» Instruction: Below are entries. Pull out all lines containing "legend".

[Items from a figure collection]
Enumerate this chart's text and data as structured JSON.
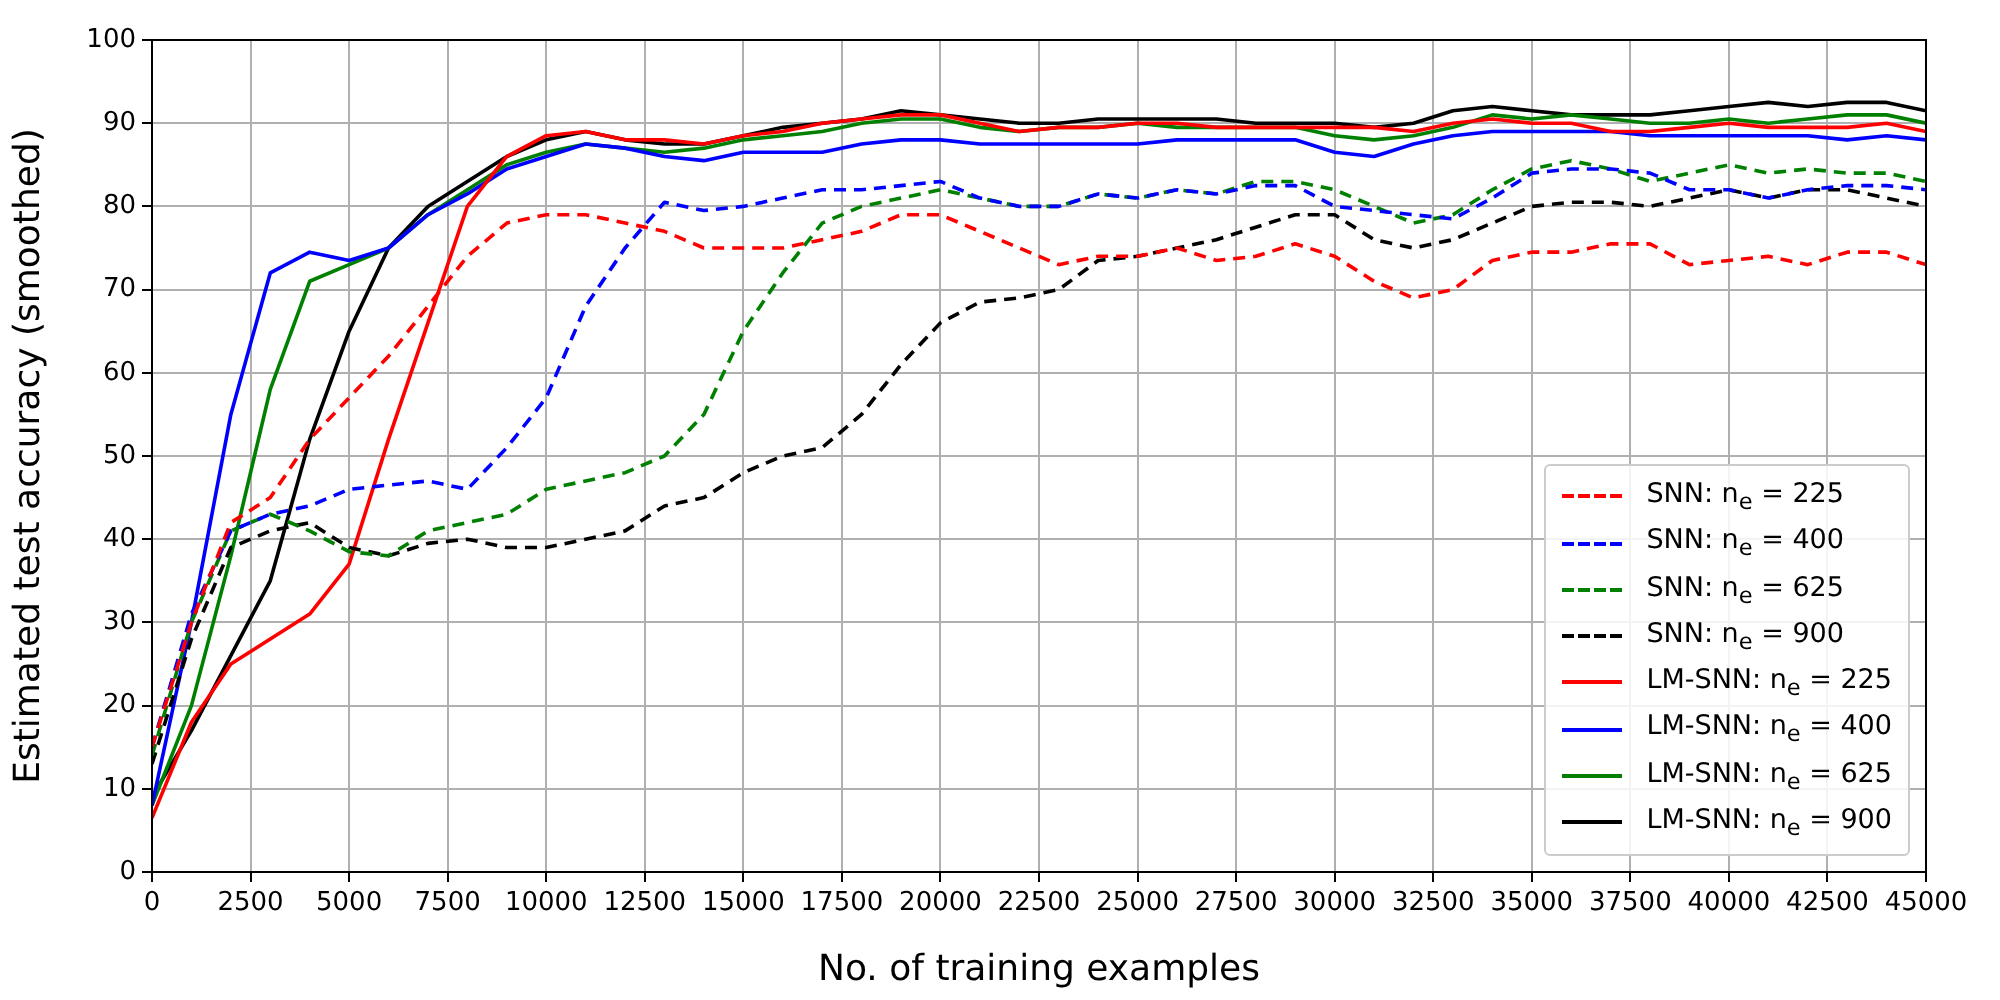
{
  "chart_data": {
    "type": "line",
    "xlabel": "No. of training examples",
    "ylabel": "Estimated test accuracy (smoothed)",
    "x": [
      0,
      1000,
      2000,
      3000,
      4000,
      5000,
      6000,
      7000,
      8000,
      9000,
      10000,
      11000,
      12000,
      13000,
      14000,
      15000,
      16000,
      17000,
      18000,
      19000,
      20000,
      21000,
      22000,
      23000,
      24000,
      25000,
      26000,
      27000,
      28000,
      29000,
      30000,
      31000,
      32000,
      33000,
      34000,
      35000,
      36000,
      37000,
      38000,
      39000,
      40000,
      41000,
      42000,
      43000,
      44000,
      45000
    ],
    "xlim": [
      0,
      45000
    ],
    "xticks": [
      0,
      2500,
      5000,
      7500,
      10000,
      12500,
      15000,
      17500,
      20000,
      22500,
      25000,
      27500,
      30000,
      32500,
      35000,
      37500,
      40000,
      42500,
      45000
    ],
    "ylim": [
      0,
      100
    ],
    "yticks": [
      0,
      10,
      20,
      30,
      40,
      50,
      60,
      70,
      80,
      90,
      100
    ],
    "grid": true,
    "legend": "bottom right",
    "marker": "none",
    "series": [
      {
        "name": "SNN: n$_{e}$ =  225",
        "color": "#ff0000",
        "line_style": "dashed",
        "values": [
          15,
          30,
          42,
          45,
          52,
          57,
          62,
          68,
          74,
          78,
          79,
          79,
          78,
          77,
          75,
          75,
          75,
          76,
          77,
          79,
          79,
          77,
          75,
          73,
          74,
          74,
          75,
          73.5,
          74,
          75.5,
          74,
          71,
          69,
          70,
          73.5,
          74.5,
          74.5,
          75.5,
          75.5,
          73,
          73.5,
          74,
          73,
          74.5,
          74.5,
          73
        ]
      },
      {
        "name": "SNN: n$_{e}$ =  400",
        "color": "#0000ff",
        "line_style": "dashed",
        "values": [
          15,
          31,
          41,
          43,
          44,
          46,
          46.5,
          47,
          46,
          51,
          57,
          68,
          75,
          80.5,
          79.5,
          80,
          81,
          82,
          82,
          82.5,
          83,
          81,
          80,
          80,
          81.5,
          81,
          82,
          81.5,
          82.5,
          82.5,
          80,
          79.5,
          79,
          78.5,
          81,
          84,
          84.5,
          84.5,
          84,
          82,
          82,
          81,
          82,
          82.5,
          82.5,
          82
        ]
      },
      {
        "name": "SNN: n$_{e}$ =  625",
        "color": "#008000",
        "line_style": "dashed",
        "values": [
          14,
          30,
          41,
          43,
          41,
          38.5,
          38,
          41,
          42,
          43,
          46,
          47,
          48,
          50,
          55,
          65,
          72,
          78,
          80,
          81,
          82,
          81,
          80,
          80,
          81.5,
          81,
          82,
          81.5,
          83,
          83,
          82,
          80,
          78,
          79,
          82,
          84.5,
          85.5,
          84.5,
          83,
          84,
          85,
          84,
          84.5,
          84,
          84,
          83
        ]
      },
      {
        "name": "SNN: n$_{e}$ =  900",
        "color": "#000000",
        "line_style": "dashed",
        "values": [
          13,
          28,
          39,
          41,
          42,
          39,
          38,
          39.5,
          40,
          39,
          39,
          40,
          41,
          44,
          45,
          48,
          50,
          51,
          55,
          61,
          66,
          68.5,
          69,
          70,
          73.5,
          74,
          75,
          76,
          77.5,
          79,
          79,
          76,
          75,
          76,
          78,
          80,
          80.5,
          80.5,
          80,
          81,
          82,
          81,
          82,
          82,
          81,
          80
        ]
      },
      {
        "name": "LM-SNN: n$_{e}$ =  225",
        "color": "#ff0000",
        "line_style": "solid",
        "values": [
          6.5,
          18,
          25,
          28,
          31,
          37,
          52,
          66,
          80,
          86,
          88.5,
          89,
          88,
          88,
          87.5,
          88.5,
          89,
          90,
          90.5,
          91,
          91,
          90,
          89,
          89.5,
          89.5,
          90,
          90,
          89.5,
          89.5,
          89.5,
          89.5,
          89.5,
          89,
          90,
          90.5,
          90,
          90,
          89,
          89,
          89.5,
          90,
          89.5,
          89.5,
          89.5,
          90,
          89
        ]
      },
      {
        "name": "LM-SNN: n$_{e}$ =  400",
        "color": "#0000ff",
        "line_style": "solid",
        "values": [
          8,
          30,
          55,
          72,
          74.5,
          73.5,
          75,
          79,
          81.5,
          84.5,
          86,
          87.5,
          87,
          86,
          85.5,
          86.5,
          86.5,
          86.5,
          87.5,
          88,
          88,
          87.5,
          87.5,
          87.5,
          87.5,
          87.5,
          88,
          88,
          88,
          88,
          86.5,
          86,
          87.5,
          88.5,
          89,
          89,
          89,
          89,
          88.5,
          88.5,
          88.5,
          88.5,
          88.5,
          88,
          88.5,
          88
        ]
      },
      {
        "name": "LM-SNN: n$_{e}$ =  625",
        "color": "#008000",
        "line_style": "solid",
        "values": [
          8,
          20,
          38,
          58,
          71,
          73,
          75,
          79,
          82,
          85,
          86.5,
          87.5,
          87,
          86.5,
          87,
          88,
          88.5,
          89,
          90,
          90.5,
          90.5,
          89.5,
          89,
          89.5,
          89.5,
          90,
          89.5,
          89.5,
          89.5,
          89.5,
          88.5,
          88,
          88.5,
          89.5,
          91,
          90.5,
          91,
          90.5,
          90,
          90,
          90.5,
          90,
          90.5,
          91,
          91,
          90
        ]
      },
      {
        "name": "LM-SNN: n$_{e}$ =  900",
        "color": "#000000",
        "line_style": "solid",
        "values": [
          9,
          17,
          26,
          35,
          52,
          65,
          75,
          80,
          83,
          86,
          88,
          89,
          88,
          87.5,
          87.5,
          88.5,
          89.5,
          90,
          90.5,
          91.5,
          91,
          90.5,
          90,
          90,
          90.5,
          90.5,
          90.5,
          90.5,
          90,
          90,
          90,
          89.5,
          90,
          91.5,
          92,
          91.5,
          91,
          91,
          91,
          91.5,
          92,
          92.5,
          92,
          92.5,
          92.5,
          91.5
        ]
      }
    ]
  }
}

--

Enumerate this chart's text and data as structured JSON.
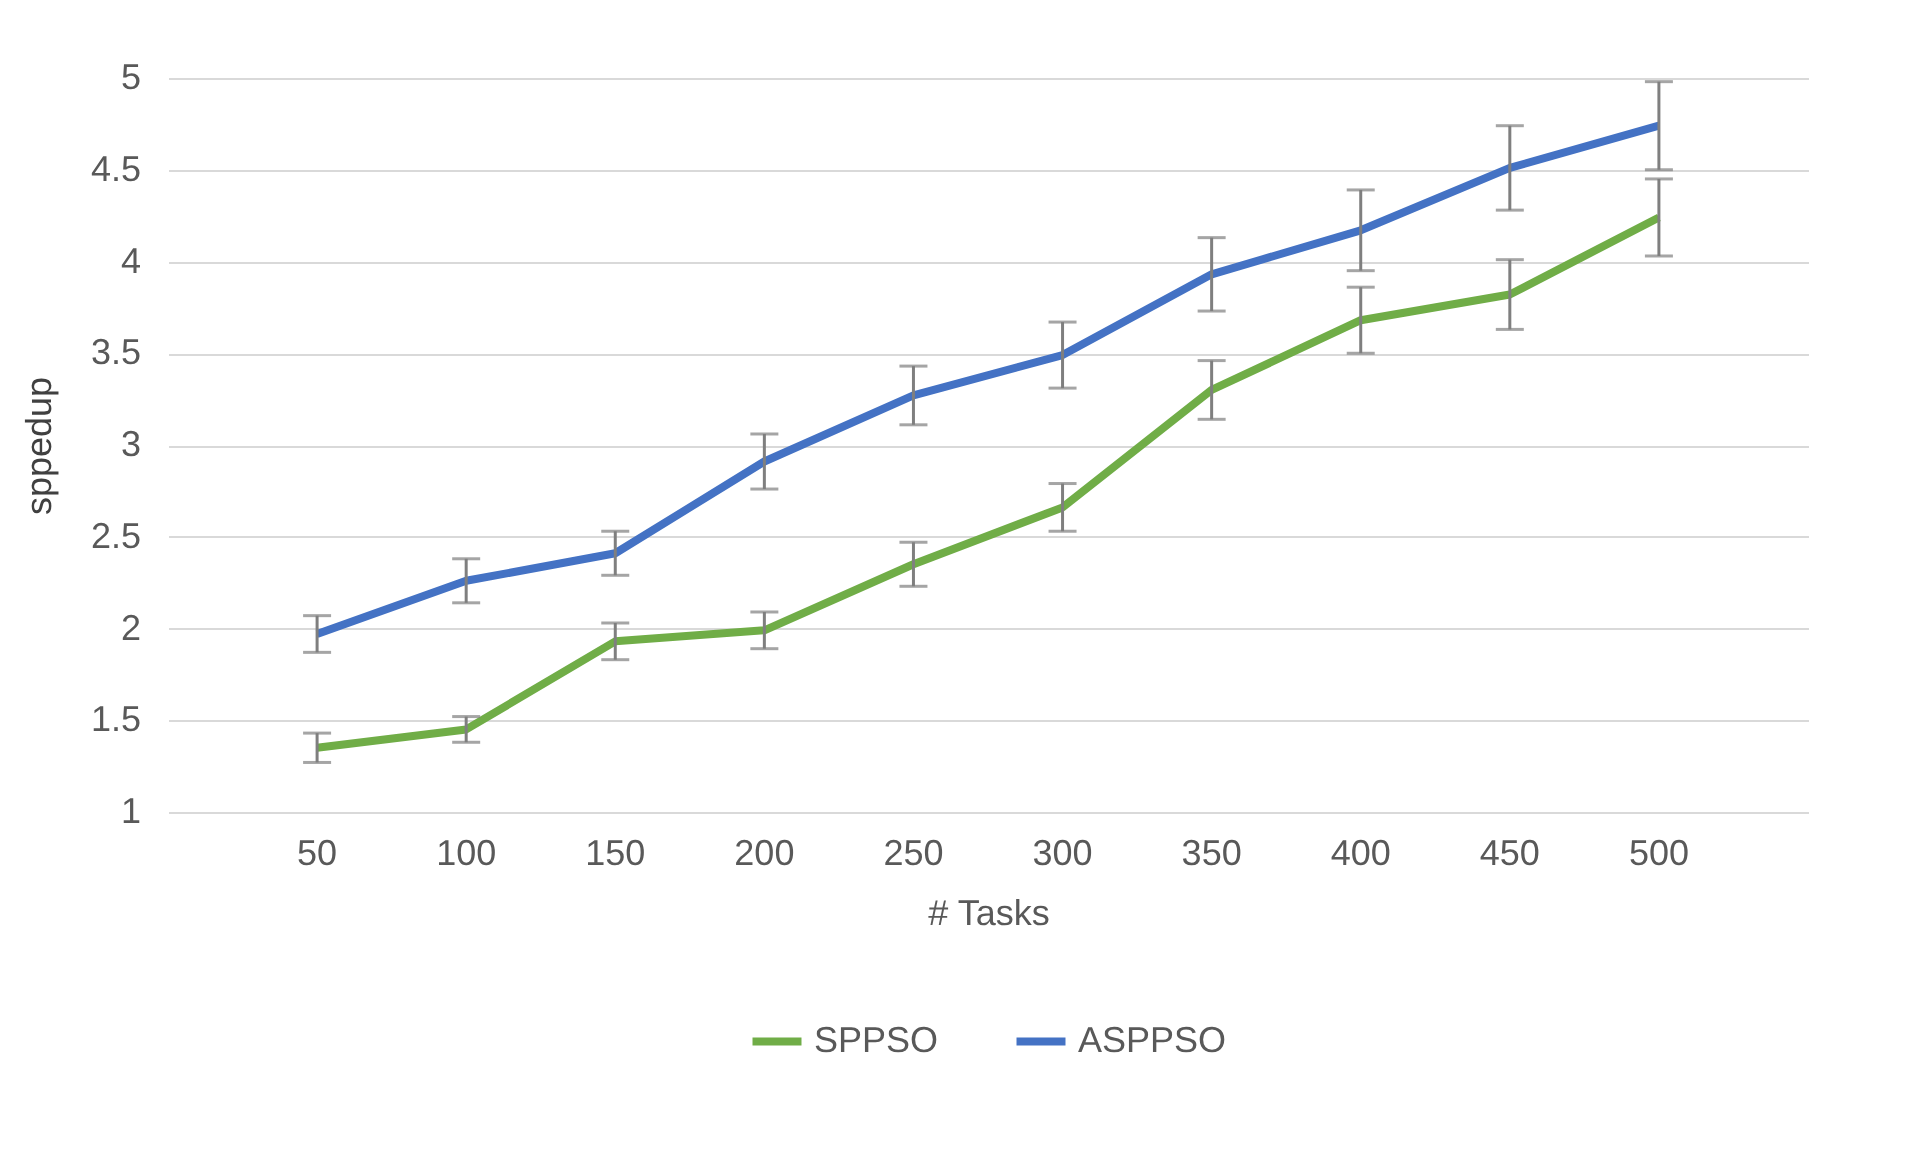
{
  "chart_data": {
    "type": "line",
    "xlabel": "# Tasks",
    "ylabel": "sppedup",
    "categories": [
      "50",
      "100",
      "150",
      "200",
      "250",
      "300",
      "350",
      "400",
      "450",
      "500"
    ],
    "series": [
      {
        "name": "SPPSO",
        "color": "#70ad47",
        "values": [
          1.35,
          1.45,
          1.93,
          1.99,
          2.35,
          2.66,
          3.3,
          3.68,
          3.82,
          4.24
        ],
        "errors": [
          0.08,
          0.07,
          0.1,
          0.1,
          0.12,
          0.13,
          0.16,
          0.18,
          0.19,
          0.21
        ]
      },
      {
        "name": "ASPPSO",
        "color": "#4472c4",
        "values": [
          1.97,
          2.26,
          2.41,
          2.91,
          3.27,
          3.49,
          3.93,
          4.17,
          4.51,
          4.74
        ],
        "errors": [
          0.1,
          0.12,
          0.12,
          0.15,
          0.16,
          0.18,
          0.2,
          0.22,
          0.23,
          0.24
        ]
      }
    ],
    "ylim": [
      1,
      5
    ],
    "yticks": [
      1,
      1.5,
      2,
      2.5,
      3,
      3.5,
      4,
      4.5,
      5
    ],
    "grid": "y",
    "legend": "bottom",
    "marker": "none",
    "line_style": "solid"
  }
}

* * *

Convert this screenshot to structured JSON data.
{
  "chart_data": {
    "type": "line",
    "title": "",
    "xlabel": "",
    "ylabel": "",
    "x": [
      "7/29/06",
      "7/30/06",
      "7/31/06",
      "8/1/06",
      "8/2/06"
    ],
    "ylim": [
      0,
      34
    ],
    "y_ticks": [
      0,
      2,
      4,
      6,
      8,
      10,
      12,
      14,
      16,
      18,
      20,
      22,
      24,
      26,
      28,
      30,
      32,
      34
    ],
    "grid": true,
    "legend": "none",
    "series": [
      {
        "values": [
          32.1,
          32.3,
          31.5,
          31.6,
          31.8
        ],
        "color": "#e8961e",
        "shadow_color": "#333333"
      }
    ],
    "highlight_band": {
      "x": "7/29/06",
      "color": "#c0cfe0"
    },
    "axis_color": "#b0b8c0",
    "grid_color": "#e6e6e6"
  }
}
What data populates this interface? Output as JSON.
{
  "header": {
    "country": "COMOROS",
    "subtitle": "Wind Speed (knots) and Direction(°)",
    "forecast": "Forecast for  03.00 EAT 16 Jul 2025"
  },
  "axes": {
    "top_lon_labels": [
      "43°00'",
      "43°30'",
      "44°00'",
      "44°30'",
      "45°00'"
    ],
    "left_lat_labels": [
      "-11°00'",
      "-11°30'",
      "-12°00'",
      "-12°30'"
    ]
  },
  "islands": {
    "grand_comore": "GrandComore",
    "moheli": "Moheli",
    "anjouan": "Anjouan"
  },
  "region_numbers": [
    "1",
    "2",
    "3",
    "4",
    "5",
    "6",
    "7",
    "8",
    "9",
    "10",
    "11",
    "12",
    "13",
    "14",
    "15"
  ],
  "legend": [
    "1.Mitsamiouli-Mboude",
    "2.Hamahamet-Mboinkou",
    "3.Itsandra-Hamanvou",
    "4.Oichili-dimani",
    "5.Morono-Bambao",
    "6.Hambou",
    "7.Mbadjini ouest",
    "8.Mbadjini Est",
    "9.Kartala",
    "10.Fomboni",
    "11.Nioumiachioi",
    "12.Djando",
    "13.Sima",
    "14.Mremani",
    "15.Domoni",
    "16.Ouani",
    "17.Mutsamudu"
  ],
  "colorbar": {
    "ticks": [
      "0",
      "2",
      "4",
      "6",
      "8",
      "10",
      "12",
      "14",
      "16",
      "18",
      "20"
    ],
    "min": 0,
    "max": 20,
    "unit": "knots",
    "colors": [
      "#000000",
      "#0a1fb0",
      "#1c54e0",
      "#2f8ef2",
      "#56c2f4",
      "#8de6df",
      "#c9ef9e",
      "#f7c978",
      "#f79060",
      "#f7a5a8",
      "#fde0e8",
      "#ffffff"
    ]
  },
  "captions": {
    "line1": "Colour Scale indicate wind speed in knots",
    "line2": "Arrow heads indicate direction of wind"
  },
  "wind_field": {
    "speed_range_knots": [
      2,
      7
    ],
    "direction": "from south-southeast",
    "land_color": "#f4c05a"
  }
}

» The completed task:
    "legend": "bottom right",
    "legend": "bottom",
    "legend": "none",
  "legend": [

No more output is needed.